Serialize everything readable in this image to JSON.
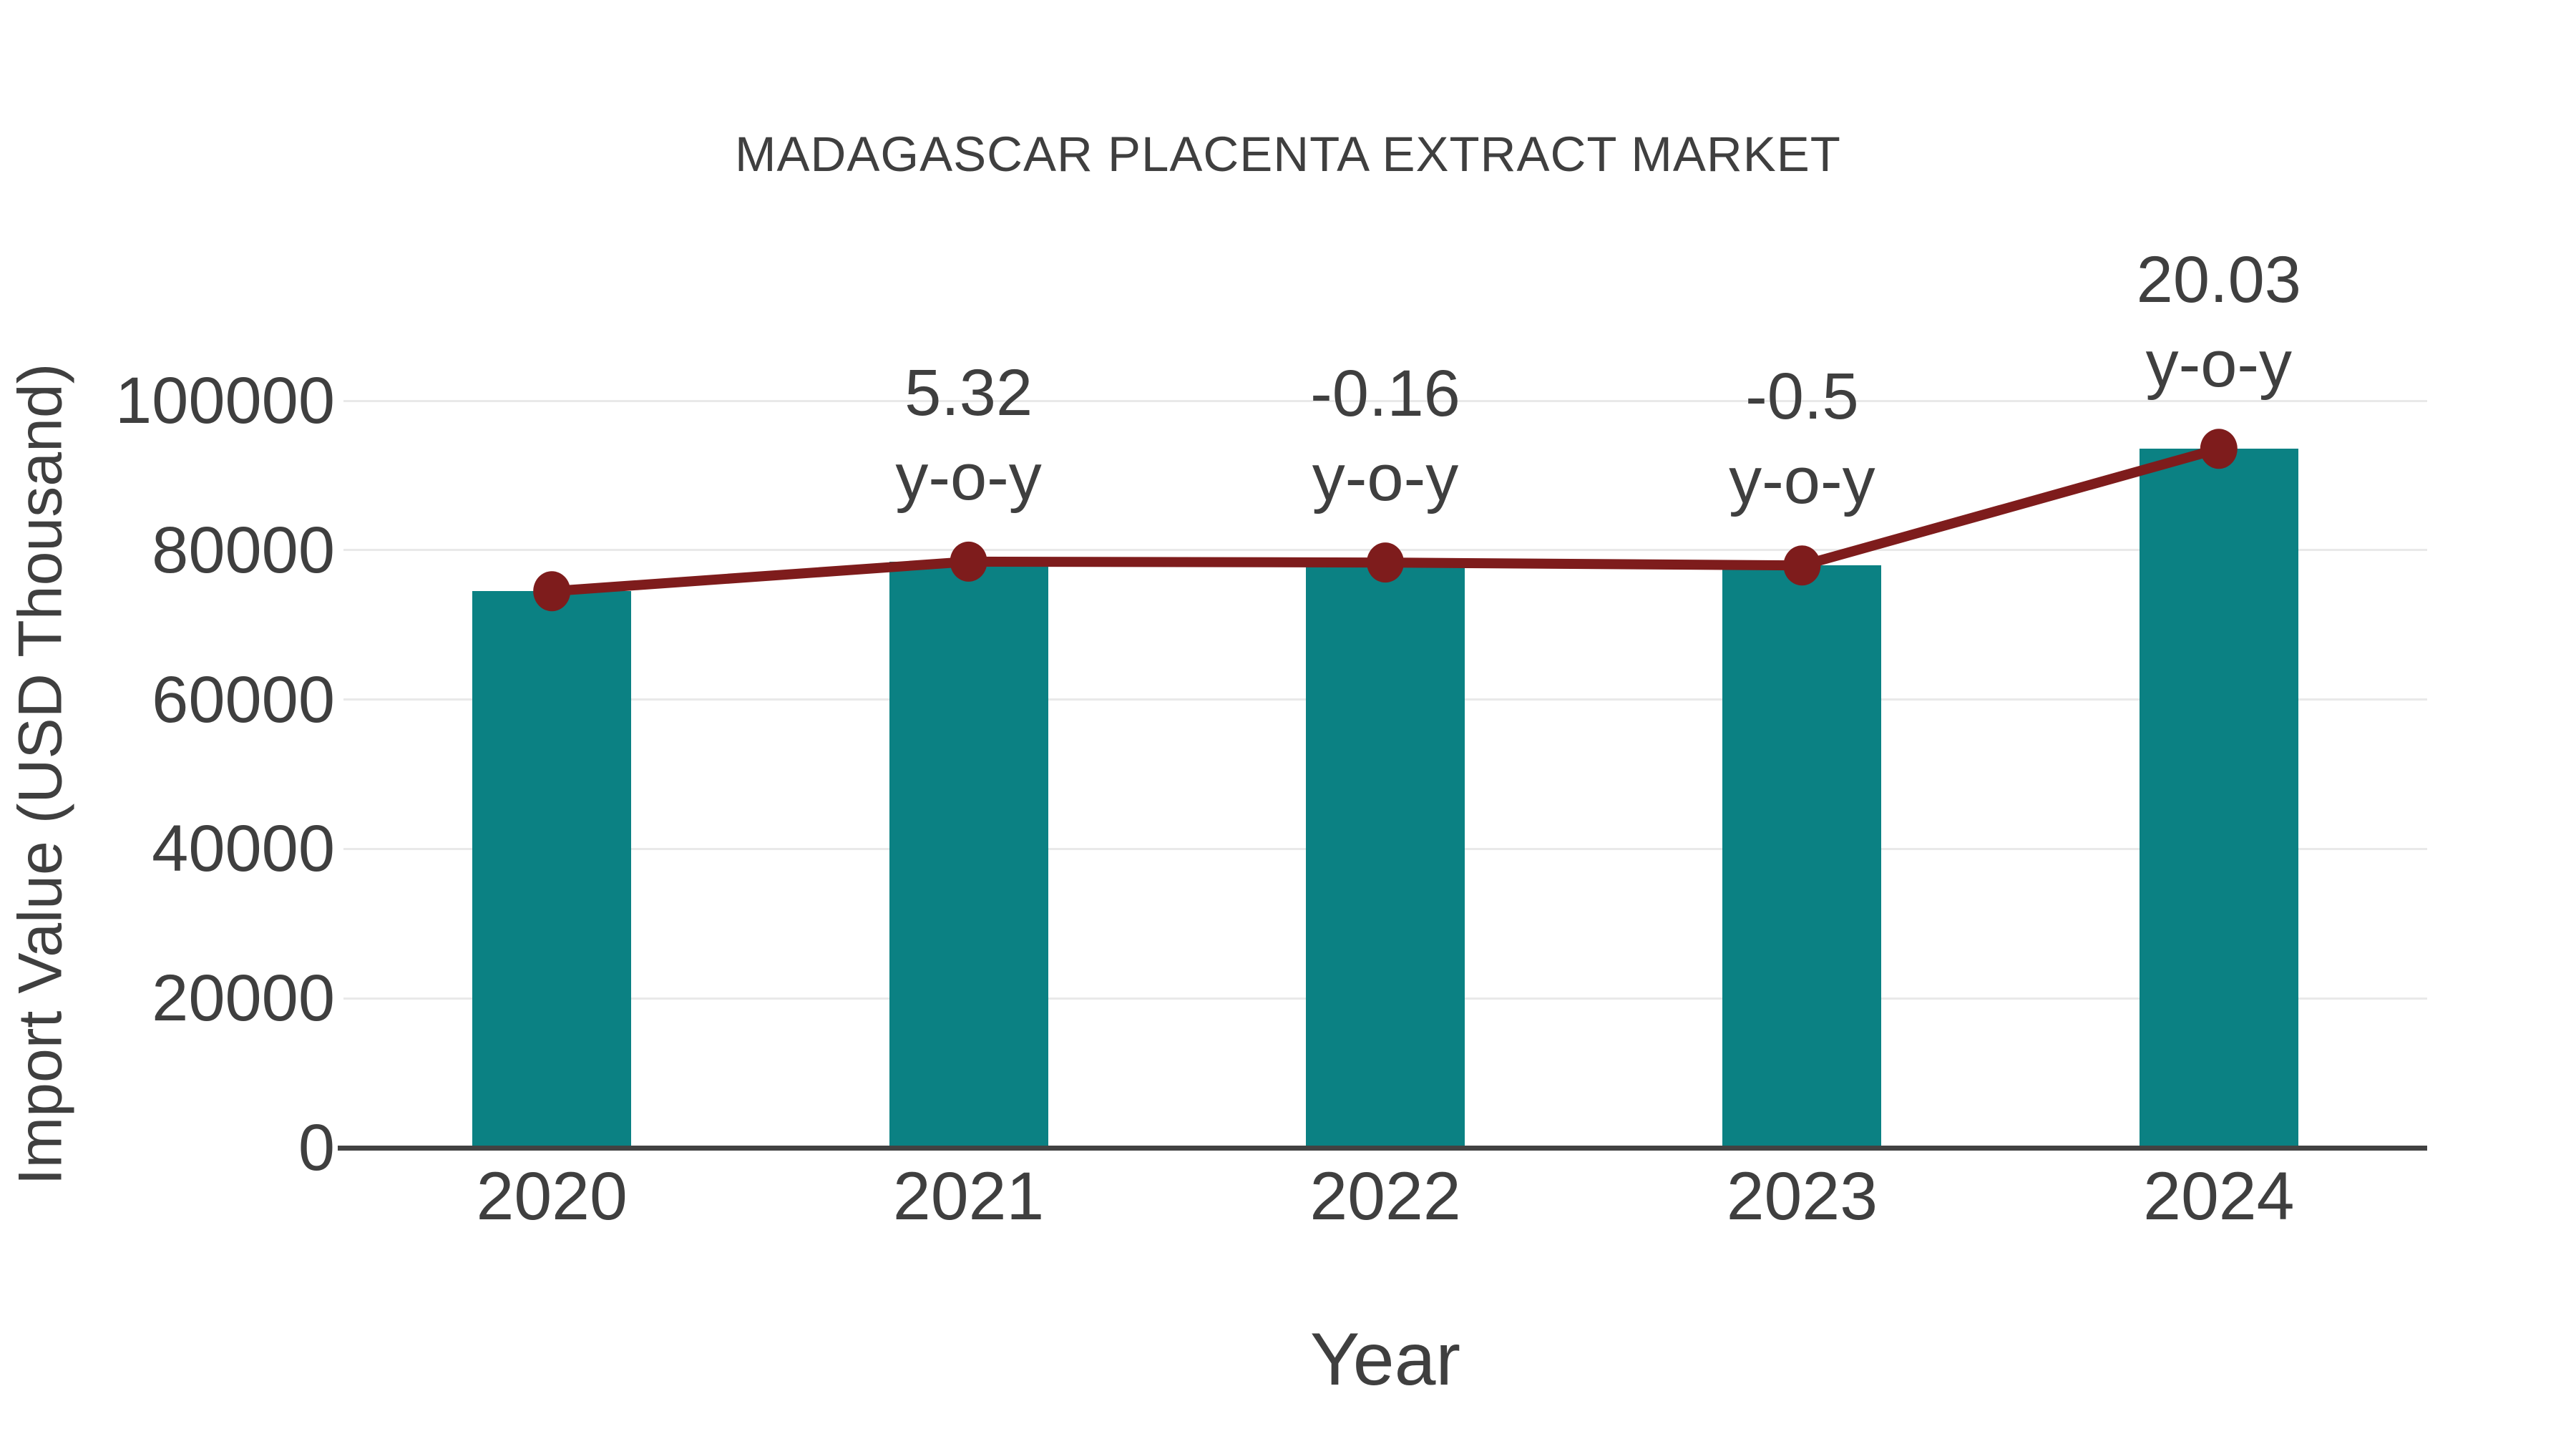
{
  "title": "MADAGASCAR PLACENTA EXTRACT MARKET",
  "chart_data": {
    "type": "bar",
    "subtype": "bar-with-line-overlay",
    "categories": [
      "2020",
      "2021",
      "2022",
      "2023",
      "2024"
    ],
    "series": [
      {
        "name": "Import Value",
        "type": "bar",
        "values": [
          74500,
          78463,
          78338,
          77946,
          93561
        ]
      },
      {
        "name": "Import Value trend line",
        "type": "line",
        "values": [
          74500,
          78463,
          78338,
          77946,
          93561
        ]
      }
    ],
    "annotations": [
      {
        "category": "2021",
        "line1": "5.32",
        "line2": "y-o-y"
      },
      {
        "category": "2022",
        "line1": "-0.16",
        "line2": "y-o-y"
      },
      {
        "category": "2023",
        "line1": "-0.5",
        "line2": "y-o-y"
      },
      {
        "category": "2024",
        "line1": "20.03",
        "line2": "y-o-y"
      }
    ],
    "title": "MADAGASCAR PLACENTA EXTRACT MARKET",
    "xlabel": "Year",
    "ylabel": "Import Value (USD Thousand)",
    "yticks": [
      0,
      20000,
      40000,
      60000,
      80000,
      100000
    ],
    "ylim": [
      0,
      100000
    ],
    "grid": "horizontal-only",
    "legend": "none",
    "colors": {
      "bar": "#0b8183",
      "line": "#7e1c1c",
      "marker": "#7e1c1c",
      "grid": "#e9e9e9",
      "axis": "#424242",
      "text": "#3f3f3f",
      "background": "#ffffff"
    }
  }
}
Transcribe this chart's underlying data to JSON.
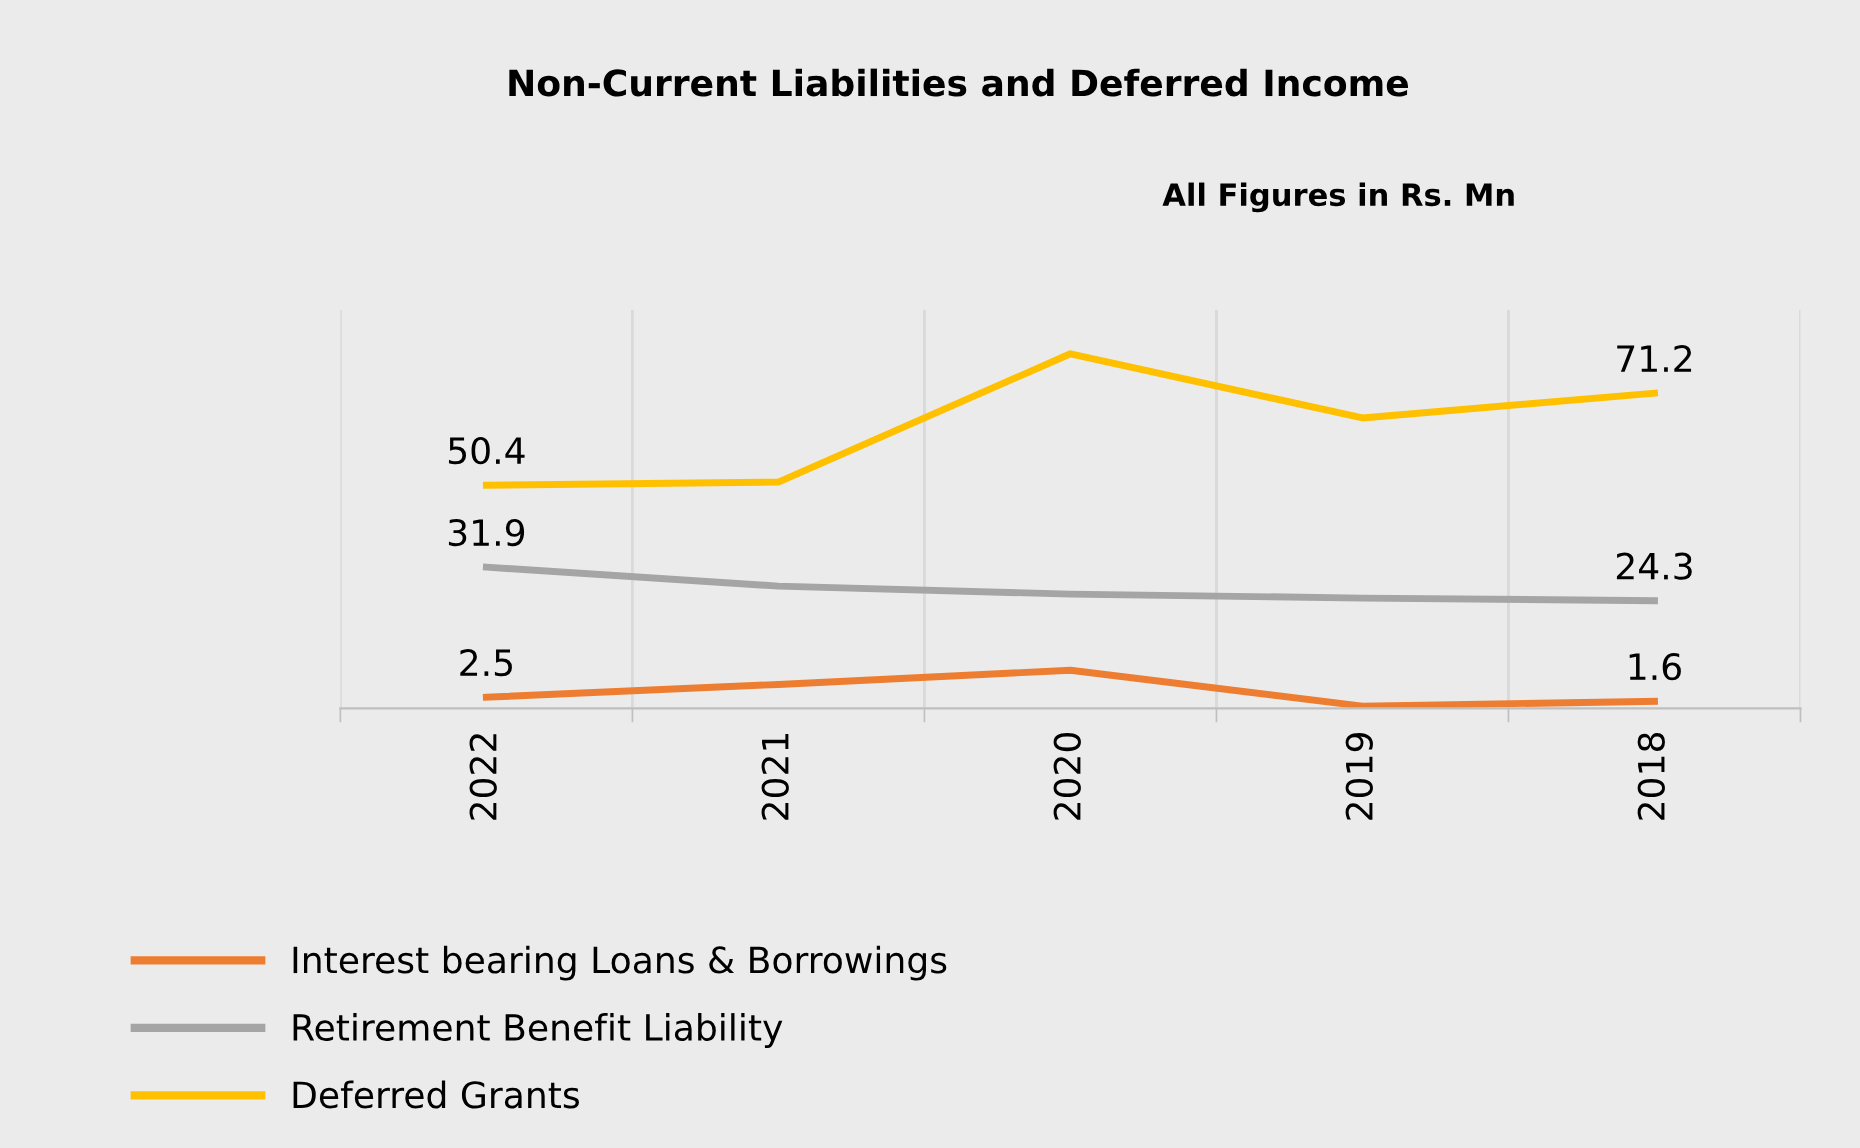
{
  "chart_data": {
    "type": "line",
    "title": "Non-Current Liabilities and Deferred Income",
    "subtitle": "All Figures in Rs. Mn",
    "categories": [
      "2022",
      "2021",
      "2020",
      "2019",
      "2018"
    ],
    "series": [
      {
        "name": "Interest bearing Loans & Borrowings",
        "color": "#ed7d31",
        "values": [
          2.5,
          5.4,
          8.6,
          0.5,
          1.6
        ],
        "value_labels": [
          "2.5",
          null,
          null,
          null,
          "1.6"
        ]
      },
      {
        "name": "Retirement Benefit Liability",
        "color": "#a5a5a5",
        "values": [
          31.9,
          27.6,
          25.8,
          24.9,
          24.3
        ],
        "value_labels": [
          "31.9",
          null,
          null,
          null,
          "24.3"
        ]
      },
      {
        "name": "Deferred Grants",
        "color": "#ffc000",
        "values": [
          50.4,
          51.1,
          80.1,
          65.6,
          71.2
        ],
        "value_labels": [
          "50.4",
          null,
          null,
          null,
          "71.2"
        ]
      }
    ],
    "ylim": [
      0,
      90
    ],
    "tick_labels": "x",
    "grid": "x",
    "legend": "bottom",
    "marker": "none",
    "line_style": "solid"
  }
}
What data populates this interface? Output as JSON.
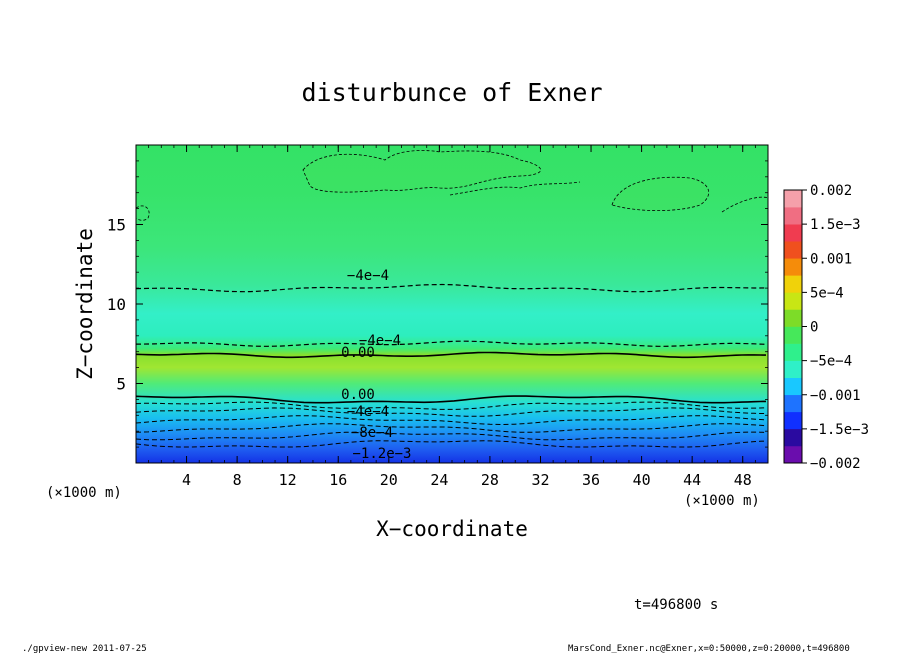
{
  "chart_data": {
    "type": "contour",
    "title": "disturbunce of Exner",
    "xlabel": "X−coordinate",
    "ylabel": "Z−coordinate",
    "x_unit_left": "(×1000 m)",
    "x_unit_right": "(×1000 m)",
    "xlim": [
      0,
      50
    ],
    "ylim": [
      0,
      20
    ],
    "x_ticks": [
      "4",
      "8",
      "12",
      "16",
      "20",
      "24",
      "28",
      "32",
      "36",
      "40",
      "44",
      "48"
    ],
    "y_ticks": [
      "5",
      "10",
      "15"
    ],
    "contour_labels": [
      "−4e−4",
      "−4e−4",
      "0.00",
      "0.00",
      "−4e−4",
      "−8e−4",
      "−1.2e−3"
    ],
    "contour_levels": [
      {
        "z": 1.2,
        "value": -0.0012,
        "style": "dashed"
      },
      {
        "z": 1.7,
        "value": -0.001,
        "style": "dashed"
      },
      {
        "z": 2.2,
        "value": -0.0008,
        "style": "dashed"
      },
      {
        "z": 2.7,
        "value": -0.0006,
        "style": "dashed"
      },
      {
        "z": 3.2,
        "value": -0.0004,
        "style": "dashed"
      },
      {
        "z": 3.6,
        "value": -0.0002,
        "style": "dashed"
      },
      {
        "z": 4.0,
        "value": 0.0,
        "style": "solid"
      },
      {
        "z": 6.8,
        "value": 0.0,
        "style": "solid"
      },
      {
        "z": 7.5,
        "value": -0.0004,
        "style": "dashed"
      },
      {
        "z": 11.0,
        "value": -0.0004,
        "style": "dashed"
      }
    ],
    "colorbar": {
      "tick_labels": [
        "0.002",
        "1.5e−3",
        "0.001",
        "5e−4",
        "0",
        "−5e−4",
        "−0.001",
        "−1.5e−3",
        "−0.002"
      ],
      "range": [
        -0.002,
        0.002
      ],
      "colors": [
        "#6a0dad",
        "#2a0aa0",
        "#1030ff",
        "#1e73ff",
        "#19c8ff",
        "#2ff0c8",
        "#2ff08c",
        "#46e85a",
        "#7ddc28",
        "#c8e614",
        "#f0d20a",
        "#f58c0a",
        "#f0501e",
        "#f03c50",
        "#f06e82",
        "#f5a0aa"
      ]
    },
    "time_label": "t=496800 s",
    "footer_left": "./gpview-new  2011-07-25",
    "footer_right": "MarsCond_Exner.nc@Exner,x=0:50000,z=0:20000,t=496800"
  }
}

-- -- --

TASK DESCRIPTION - Pictures are excluded; copy every other part of the records exactly.

OUTPUT -
Serialize everything readable in this image to JSON.
{
  "title": "MADAGASCAR PLACENTA EXTRACT MARKET",
  "chart_data": {
    "type": "bar",
    "subtype": "bar-with-line-overlay",
    "categories": [
      "2020",
      "2021",
      "2022",
      "2023",
      "2024"
    ],
    "series": [
      {
        "name": "Import Value",
        "type": "bar",
        "values": [
          74500,
          78463,
          78338,
          77946,
          93561
        ]
      },
      {
        "name": "Import Value trend line",
        "type": "line",
        "values": [
          74500,
          78463,
          78338,
          77946,
          93561
        ]
      }
    ],
    "annotations": [
      {
        "category": "2021",
        "line1": "5.32",
        "line2": "y-o-y"
      },
      {
        "category": "2022",
        "line1": "-0.16",
        "line2": "y-o-y"
      },
      {
        "category": "2023",
        "line1": "-0.5",
        "line2": "y-o-y"
      },
      {
        "category": "2024",
        "line1": "20.03",
        "line2": "y-o-y"
      }
    ],
    "title": "MADAGASCAR PLACENTA EXTRACT MARKET",
    "xlabel": "Year",
    "ylabel": "Import Value (USD Thousand)",
    "yticks": [
      0,
      20000,
      40000,
      60000,
      80000,
      100000
    ],
    "ylim": [
      0,
      100000
    ],
    "grid": "horizontal-only",
    "legend": "none",
    "colors": {
      "bar": "#0b8183",
      "line": "#7e1c1c",
      "marker": "#7e1c1c",
      "grid": "#e9e9e9",
      "axis": "#424242",
      "text": "#3f3f3f",
      "background": "#ffffff"
    }
  }
}
Transcribe this chart's underlying data to JSON.
{
  "chart_data": {
    "type": "line",
    "title": "Non-Current Liabilities and Deferred Income",
    "subtitle": "All Figures in Rs. Mn",
    "categories": [
      "2022",
      "2021",
      "2020",
      "2019",
      "2018"
    ],
    "series": [
      {
        "name": "Interest bearing Loans & Borrowings",
        "color": "#ed7d31",
        "values": [
          2.5,
          5.4,
          8.6,
          0.5,
          1.6
        ],
        "value_labels": [
          "2.5",
          null,
          null,
          null,
          "1.6"
        ]
      },
      {
        "name": "Retirement Benefit Liability",
        "color": "#a5a5a5",
        "values": [
          31.9,
          27.6,
          25.8,
          24.9,
          24.3
        ],
        "value_labels": [
          "31.9",
          null,
          null,
          null,
          "24.3"
        ]
      },
      {
        "name": "Deferred Grants",
        "color": "#ffc000",
        "values": [
          50.4,
          51.1,
          80.1,
          65.6,
          71.2
        ],
        "value_labels": [
          "50.4",
          null,
          null,
          null,
          "71.2"
        ]
      }
    ],
    "ylim": [
      0,
      90
    ],
    "tick_labels": "x",
    "grid": "x",
    "legend": "bottom",
    "marker": "none",
    "line_style": "solid"
  }
}
What data populates this interface? Output as JSON.
{
  "chart_data": {
    "type": "contour",
    "title": "disturbunce of Exner",
    "xlabel": "X−coordinate",
    "ylabel": "Z−coordinate",
    "x_unit_left": "(×1000 m)",
    "x_unit_right": "(×1000 m)",
    "xlim": [
      0,
      50
    ],
    "ylim": [
      0,
      20
    ],
    "x_ticks": [
      "4",
      "8",
      "12",
      "16",
      "20",
      "24",
      "28",
      "32",
      "36",
      "40",
      "44",
      "48"
    ],
    "y_ticks": [
      "5",
      "10",
      "15"
    ],
    "contour_labels": [
      "−4e−4",
      "−4e−4",
      "0.00",
      "0.00",
      "−4e−4",
      "−8e−4",
      "−1.2e−3"
    ],
    "contour_levels": [
      {
        "z": 1.2,
        "value": -0.0012,
        "style": "dashed"
      },
      {
        "z": 1.7,
        "value": -0.001,
        "style": "dashed"
      },
      {
        "z": 2.2,
        "value": -0.0008,
        "style": "dashed"
      },
      {
        "z": 2.7,
        "value": -0.0006,
        "style": "dashed"
      },
      {
        "z": 3.2,
        "value": -0.0004,
        "style": "dashed"
      },
      {
        "z": 3.6,
        "value": -0.0002,
        "style": "dashed"
      },
      {
        "z": 4.0,
        "value": 0.0,
        "style": "solid"
      },
      {
        "z": 6.8,
        "value": 0.0,
        "style": "solid"
      },
      {
        "z": 7.5,
        "value": -0.0004,
        "style": "dashed"
      },
      {
        "z": 11.0,
        "value": -0.0004,
        "style": "dashed"
      }
    ],
    "colorbar": {
      "tick_labels": [
        "0.002",
        "1.5e−3",
        "0.001",
        "5e−4",
        "0",
        "−5e−4",
        "−0.001",
        "−1.5e−3",
        "−0.002"
      ],
      "range": [
        -0.002,
        0.002
      ],
      "colors": [
        "#6a0dad",
        "#2a0aa0",
        "#1030ff",
        "#1e73ff",
        "#19c8ff",
        "#2ff0c8",
        "#2ff08c",
        "#46e85a",
        "#7ddc28",
        "#c8e614",
        "#f0d20a",
        "#f58c0a",
        "#f0501e",
        "#f03c50",
        "#f06e82",
        "#f5a0aa"
      ]
    },
    "time_label": "t=496800 s",
    "footer_left": "./gpview-new  2011-07-25",
    "footer_right": "MarsCond_Exner.nc@Exner,x=0:50000,z=0:20000,t=496800"
  }
}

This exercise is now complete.